*EXTRACTED INFORMATION*.
■ ■ ■ ■
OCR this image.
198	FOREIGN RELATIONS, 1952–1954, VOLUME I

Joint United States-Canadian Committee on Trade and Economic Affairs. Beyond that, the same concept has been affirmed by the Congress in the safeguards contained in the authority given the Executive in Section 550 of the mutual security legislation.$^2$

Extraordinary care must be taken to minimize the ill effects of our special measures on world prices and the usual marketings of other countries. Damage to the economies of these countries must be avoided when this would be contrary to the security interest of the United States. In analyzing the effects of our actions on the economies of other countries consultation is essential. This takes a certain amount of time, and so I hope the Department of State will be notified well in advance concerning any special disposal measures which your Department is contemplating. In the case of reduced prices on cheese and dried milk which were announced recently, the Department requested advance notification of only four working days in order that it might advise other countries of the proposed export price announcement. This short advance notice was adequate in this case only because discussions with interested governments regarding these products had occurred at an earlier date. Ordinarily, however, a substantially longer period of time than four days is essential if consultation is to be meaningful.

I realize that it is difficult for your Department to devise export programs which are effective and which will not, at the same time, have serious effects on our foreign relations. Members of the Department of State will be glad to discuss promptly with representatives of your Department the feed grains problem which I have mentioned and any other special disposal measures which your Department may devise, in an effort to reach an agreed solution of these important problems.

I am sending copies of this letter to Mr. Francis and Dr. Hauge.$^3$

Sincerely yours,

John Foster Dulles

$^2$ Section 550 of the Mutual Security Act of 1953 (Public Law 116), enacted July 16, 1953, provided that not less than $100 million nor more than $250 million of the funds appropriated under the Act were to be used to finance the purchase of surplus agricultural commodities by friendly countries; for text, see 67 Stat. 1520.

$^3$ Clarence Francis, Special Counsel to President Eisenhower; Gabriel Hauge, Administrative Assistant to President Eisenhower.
■ ■ ■ ■
*TASK DESCRIPTION*.
Each line holding the word "same" counts once; report the total and nothing else.

*PROBLEM SOLUTION*.
2